━━━━━ Excerpted records

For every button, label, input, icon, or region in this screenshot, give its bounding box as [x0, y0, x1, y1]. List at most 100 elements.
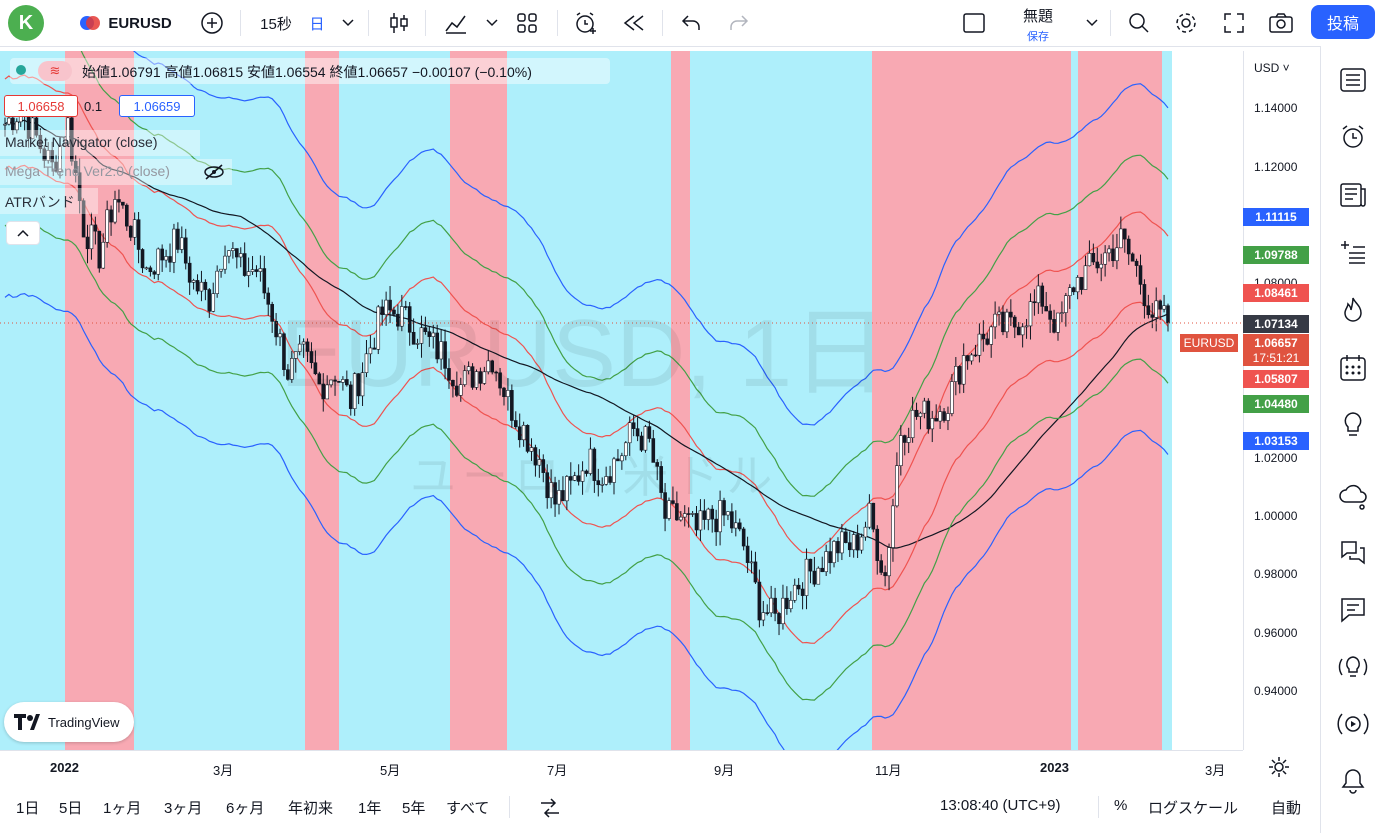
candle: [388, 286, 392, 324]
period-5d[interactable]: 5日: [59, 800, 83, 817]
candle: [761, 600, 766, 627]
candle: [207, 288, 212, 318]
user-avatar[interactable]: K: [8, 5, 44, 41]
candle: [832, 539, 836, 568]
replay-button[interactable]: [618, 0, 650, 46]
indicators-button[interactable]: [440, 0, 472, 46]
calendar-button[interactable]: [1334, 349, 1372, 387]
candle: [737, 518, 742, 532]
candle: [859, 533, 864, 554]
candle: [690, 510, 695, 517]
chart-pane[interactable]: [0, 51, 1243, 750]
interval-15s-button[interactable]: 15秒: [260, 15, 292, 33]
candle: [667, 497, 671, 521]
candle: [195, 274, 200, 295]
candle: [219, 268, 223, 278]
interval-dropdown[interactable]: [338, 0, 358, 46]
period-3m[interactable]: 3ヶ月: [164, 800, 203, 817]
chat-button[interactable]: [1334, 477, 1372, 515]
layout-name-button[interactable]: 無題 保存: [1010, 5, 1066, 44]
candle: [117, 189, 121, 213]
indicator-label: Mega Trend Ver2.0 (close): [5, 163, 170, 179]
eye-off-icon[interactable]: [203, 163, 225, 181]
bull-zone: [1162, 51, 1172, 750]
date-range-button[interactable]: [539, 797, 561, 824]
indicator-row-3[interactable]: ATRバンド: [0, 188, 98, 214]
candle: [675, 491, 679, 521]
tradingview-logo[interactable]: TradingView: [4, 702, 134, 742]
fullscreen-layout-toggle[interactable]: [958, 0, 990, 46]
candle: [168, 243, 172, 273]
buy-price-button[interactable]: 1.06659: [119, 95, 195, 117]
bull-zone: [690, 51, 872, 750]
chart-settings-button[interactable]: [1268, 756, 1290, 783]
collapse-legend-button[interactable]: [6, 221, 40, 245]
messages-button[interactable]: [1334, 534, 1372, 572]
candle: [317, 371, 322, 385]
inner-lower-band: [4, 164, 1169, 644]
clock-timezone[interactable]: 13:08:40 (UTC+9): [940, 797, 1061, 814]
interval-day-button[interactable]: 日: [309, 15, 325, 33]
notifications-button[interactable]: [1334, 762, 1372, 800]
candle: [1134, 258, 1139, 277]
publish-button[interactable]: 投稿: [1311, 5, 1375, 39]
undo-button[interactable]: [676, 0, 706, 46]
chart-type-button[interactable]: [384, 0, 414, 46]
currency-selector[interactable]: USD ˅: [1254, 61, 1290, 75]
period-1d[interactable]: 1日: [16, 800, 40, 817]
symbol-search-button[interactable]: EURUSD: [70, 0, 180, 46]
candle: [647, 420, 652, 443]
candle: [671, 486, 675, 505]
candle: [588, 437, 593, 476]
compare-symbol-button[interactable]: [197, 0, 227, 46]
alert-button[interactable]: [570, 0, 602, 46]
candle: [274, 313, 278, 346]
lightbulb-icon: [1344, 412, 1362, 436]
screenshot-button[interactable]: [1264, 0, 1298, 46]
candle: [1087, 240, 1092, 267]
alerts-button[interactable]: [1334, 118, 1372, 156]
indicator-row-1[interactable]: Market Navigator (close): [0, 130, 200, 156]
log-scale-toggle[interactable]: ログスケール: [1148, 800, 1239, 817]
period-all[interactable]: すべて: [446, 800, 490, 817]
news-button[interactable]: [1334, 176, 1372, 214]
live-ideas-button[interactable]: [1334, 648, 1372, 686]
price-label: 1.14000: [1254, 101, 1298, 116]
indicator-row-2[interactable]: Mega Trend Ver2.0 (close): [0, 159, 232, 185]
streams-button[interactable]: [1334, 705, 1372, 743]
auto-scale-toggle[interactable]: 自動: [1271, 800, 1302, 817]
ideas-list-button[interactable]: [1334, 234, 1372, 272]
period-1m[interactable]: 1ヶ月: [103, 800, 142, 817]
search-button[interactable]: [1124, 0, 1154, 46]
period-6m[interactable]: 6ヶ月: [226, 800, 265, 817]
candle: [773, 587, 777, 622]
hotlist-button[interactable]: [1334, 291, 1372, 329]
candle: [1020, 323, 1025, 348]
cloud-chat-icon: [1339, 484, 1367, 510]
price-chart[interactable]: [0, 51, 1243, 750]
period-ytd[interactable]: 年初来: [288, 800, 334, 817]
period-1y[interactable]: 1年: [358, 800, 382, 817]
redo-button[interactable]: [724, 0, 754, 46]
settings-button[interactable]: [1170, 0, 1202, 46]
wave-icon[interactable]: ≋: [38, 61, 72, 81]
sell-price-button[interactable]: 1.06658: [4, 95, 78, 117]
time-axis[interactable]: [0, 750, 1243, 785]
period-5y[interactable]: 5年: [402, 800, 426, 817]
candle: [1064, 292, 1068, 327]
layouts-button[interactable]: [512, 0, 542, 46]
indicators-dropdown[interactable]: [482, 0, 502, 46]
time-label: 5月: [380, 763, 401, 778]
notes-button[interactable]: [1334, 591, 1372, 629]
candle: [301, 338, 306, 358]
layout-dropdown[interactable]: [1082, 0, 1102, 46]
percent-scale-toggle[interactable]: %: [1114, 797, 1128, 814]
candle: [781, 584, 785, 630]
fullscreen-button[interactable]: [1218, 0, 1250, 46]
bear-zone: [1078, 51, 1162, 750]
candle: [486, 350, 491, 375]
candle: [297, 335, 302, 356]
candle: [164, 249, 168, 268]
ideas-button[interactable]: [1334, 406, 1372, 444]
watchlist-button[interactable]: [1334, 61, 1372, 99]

━━━━━━━━━━
━━━━━ Excerpted records

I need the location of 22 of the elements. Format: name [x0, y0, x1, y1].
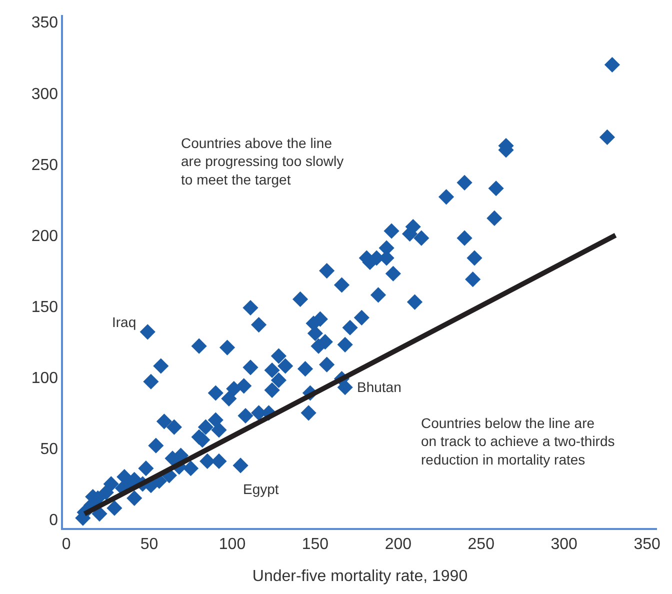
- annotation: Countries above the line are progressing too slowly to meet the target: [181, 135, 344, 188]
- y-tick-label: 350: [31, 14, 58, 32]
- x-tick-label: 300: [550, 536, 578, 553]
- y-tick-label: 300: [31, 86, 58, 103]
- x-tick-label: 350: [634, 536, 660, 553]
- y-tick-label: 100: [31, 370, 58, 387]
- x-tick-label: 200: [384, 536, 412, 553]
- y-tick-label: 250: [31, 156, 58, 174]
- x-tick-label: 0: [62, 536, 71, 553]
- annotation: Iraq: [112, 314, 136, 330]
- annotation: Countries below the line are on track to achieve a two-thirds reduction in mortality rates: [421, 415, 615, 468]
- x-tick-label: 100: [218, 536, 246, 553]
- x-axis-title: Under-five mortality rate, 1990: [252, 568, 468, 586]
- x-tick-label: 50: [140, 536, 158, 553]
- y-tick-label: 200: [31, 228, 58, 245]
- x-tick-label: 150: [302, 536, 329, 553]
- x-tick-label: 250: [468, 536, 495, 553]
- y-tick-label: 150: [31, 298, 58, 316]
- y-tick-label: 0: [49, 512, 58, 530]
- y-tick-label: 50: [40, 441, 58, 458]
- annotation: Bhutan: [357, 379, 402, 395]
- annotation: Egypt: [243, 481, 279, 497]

━━━━━━━━━━
━━━━━ Excerpted records

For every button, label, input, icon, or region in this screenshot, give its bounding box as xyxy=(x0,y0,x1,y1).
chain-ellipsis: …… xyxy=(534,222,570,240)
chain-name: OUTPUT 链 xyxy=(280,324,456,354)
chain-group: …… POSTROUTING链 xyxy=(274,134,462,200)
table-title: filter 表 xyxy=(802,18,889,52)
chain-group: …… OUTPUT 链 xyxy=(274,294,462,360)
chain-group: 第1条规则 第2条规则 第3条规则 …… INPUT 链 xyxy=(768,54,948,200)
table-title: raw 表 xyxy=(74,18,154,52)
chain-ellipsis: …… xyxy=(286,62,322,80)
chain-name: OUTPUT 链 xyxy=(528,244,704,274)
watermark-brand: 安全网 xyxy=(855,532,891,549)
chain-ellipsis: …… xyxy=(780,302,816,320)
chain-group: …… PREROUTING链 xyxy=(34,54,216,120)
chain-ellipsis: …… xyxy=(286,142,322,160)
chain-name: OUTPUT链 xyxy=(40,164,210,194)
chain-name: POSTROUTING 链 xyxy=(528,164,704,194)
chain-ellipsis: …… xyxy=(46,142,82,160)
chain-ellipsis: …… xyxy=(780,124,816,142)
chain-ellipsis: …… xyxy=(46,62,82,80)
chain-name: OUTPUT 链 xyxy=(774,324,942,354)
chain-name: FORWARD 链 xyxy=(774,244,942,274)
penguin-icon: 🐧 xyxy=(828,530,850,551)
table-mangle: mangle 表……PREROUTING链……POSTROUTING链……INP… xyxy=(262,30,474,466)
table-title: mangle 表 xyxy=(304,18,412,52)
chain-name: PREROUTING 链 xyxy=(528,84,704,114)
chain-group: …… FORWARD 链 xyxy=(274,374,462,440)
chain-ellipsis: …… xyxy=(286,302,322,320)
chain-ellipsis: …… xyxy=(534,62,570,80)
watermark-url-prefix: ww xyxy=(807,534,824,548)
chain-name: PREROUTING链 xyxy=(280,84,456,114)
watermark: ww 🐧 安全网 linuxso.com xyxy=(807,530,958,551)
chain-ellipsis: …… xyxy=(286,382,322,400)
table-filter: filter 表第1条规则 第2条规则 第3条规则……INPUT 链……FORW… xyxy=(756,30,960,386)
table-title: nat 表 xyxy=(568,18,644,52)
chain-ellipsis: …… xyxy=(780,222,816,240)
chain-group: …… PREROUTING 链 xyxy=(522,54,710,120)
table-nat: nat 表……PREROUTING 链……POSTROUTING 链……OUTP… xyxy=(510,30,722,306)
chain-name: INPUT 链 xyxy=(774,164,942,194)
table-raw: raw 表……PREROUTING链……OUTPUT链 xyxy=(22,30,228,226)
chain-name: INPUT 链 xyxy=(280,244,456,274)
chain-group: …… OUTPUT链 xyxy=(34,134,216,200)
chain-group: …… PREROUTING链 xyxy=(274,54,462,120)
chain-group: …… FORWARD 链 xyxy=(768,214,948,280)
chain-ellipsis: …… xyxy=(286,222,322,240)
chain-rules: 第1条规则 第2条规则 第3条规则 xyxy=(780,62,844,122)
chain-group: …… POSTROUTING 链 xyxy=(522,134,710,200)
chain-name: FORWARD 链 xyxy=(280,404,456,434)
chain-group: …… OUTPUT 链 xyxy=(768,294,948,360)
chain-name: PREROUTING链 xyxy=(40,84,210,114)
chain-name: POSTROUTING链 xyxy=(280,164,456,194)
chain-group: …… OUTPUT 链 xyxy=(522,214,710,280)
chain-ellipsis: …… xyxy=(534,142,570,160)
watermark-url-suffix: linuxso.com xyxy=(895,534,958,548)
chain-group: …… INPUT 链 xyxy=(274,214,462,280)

━━━━━━━━━━

Problem to work on: Return, without any change, the lines starting at the one containing "box as xyxy=(x0,y0,x1,y1)." and ending at the one containing "table-title: nat 表 xyxy=(568,18,644,52)", both included.

Finished exercise:
For every button, label, input, icon, or region in this screenshot, give its bounding box as xyxy=(x0,y0,x1,y1).
chain-ellipsis: …… xyxy=(534,222,570,240)
chain-name: OUTPUT 链 xyxy=(280,324,456,354)
chain-group: …… POSTROUTING链 xyxy=(274,134,462,200)
table-title: filter 表 xyxy=(802,18,889,52)
chain-group: …… OUTPUT 链 xyxy=(274,294,462,360)
chain-group: 第1条规则 第2条规则 第3条规则 …… INPUT 链 xyxy=(768,54,948,200)
table-title: raw 表 xyxy=(74,18,154,52)
chain-ellipsis: …… xyxy=(286,62,322,80)
chain-name: OUTPUT 链 xyxy=(528,244,704,274)
watermark-brand: 安全网 xyxy=(855,532,891,549)
chain-ellipsis: …… xyxy=(780,302,816,320)
chain-group: …… PREROUTING链 xyxy=(34,54,216,120)
chain-ellipsis: …… xyxy=(286,142,322,160)
chain-name: OUTPUT链 xyxy=(40,164,210,194)
chain-name: POSTROUTING 链 xyxy=(528,164,704,194)
chain-ellipsis: …… xyxy=(46,142,82,160)
chain-ellipsis: …… xyxy=(780,124,816,142)
chain-ellipsis: …… xyxy=(46,62,82,80)
chain-name: OUTPUT 链 xyxy=(774,324,942,354)
chain-name: FORWARD 链 xyxy=(774,244,942,274)
penguin-icon: 🐧 xyxy=(828,530,850,551)
table-mangle: mangle 表……PREROUTING链……POSTROUTING链……INP… xyxy=(262,30,474,466)
table-title: mangle 表 xyxy=(304,18,412,52)
chain-name: PREROUTING 链 xyxy=(528,84,704,114)
chain-group: …… FORWARD 链 xyxy=(274,374,462,440)
chain-ellipsis: …… xyxy=(286,302,322,320)
chain-ellipsis: …… xyxy=(534,62,570,80)
watermark-url-prefix: ww xyxy=(807,534,824,548)
chain-name: PREROUTING链 xyxy=(280,84,456,114)
watermark: ww 🐧 安全网 linuxso.com xyxy=(807,530,958,551)
chain-ellipsis: …… xyxy=(286,382,322,400)
table-filter: filter 表第1条规则 第2条规则 第3条规则……INPUT 链……FORW… xyxy=(756,30,960,386)
table-title: nat 表 xyxy=(568,18,644,52)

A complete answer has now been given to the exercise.